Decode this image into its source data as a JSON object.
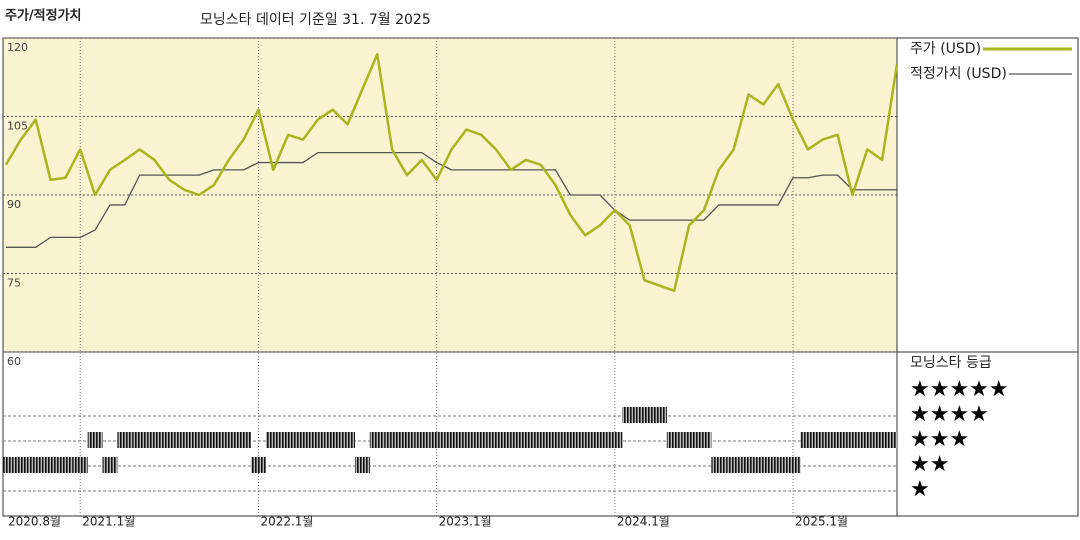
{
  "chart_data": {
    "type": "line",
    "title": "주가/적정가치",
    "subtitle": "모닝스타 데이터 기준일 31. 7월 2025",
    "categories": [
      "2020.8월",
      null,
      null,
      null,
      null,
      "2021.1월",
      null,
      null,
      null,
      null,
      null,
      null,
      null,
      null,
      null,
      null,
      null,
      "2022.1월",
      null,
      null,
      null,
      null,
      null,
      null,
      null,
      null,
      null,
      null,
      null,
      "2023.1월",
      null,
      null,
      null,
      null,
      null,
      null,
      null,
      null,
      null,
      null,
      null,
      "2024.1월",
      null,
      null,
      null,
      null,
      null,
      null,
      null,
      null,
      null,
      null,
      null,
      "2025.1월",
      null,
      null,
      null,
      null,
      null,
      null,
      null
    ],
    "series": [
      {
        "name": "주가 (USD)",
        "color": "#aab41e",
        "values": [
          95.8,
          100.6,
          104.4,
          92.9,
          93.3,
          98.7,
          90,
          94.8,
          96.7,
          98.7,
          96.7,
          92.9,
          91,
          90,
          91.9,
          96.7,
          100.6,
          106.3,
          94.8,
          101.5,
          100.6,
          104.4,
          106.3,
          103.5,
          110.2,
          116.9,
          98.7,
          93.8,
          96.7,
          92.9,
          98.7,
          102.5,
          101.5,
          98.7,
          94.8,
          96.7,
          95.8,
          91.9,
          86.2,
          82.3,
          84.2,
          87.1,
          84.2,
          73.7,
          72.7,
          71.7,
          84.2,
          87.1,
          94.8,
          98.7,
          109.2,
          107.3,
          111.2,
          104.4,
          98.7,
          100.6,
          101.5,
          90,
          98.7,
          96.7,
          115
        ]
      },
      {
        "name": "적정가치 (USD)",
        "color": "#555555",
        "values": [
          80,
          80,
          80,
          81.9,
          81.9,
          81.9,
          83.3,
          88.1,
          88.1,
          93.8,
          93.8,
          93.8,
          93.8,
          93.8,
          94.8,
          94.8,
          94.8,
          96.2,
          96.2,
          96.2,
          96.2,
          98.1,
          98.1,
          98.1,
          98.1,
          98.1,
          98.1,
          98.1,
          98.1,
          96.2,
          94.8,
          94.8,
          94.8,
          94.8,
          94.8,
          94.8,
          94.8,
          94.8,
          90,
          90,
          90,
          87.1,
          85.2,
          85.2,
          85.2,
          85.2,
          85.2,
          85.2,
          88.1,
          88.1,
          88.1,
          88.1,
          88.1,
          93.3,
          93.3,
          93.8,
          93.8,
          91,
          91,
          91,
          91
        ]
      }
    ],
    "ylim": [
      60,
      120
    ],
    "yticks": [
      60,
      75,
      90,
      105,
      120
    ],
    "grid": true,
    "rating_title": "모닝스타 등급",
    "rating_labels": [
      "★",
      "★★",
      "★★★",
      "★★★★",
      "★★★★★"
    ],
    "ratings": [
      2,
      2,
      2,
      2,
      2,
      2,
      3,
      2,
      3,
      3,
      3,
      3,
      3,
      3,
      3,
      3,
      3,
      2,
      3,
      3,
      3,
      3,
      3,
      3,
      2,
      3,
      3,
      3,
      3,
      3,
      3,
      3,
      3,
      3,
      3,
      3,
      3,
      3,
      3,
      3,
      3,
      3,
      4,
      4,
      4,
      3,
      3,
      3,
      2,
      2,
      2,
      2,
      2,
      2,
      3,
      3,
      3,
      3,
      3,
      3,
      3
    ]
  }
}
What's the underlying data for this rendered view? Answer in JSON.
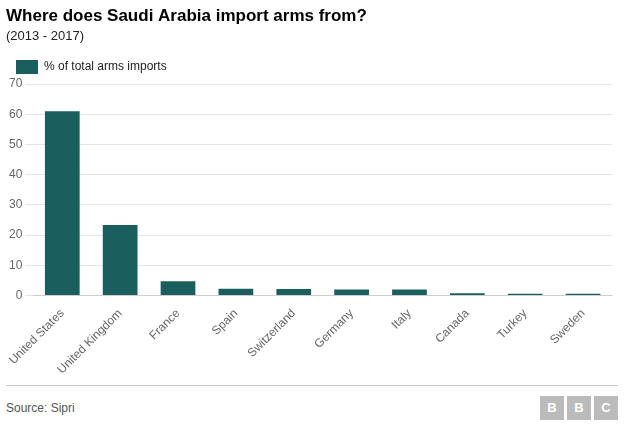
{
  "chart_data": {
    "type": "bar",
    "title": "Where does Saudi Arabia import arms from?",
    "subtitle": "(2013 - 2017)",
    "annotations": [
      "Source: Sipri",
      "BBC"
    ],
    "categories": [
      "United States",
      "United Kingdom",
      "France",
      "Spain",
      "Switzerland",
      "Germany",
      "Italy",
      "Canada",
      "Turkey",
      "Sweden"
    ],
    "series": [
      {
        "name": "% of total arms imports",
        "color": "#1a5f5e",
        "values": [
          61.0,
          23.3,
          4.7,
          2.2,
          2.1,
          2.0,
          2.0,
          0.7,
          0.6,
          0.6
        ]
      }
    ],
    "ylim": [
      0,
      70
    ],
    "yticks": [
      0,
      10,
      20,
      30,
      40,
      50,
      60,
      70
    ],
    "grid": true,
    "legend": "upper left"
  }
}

___

• EXERCISE DIRECTIONS: Copy the material shown above in full and exactly. Skip the pictures.

• RESPONSE:
Decode this image into its source data as a JSON object.
{
  "chart_data": {
    "type": "line",
    "title": "주가/적정가치",
    "subtitle": "모닝스타 데이터 기준일 31. 7월 2025",
    "categories": [
      "2020.8월",
      null,
      null,
      null,
      null,
      "2021.1월",
      null,
      null,
      null,
      null,
      null,
      null,
      null,
      null,
      null,
      null,
      null,
      "2022.1월",
      null,
      null,
      null,
      null,
      null,
      null,
      null,
      null,
      null,
      null,
      null,
      "2023.1월",
      null,
      null,
      null,
      null,
      null,
      null,
      null,
      null,
      null,
      null,
      null,
      "2024.1월",
      null,
      null,
      null,
      null,
      null,
      null,
      null,
      null,
      null,
      null,
      null,
      "2025.1월",
      null,
      null,
      null,
      null,
      null,
      null,
      null
    ],
    "series": [
      {
        "name": "주가 (USD)",
        "color": "#aab41e",
        "values": [
          95.8,
          100.6,
          104.4,
          92.9,
          93.3,
          98.7,
          90,
          94.8,
          96.7,
          98.7,
          96.7,
          92.9,
          91,
          90,
          91.9,
          96.7,
          100.6,
          106.3,
          94.8,
          101.5,
          100.6,
          104.4,
          106.3,
          103.5,
          110.2,
          116.9,
          98.7,
          93.8,
          96.7,
          92.9,
          98.7,
          102.5,
          101.5,
          98.7,
          94.8,
          96.7,
          95.8,
          91.9,
          86.2,
          82.3,
          84.2,
          87.1,
          84.2,
          73.7,
          72.7,
          71.7,
          84.2,
          87.1,
          94.8,
          98.7,
          109.2,
          107.3,
          111.2,
          104.4,
          98.7,
          100.6,
          101.5,
          90,
          98.7,
          96.7,
          115
        ]
      },
      {
        "name": "적정가치 (USD)",
        "color": "#555555",
        "values": [
          80,
          80,
          80,
          81.9,
          81.9,
          81.9,
          83.3,
          88.1,
          88.1,
          93.8,
          93.8,
          93.8,
          93.8,
          93.8,
          94.8,
          94.8,
          94.8,
          96.2,
          96.2,
          96.2,
          96.2,
          98.1,
          98.1,
          98.1,
          98.1,
          98.1,
          98.1,
          98.1,
          98.1,
          96.2,
          94.8,
          94.8,
          94.8,
          94.8,
          94.8,
          94.8,
          94.8,
          94.8,
          90,
          90,
          90,
          87.1,
          85.2,
          85.2,
          85.2,
          85.2,
          85.2,
          85.2,
          88.1,
          88.1,
          88.1,
          88.1,
          88.1,
          93.3,
          93.3,
          93.8,
          93.8,
          91,
          91,
          91,
          91
        ]
      }
    ],
    "ylim": [
      60,
      120
    ],
    "yticks": [
      60,
      75,
      90,
      105,
      120
    ],
    "grid": true,
    "rating_title": "모닝스타 등급",
    "rating_labels": [
      "★",
      "★★",
      "★★★",
      "★★★★",
      "★★★★★"
    ],
    "ratings": [
      2,
      2,
      2,
      2,
      2,
      2,
      3,
      2,
      3,
      3,
      3,
      3,
      3,
      3,
      3,
      3,
      3,
      2,
      3,
      3,
      3,
      3,
      3,
      3,
      2,
      3,
      3,
      3,
      3,
      3,
      3,
      3,
      3,
      3,
      3,
      3,
      3,
      3,
      3,
      3,
      3,
      3,
      4,
      4,
      4,
      3,
      3,
      3,
      2,
      2,
      2,
      2,
      2,
      2,
      3,
      3,
      3,
      3,
      3,
      3,
      3
    ]
  }
}
What's the underlying data for this rendered view? Answer in JSON.
{
  "chart_data": {
    "type": "bar",
    "title": "Where does Saudi Arabia import arms from?",
    "subtitle": "(2013 - 2017)",
    "annotations": [
      "Source: Sipri",
      "BBC"
    ],
    "categories": [
      "United States",
      "United Kingdom",
      "France",
      "Spain",
      "Switzerland",
      "Germany",
      "Italy",
      "Canada",
      "Turkey",
      "Sweden"
    ],
    "series": [
      {
        "name": "% of total arms imports",
        "color": "#1a5f5e",
        "values": [
          61.0,
          23.3,
          4.7,
          2.2,
          2.1,
          2.0,
          2.0,
          0.7,
          0.6,
          0.6
        ]
      }
    ],
    "ylim": [
      0,
      70
    ],
    "yticks": [
      0,
      10,
      20,
      30,
      40,
      50,
      60,
      70
    ],
    "grid": true,
    "legend": "upper left"
  }
}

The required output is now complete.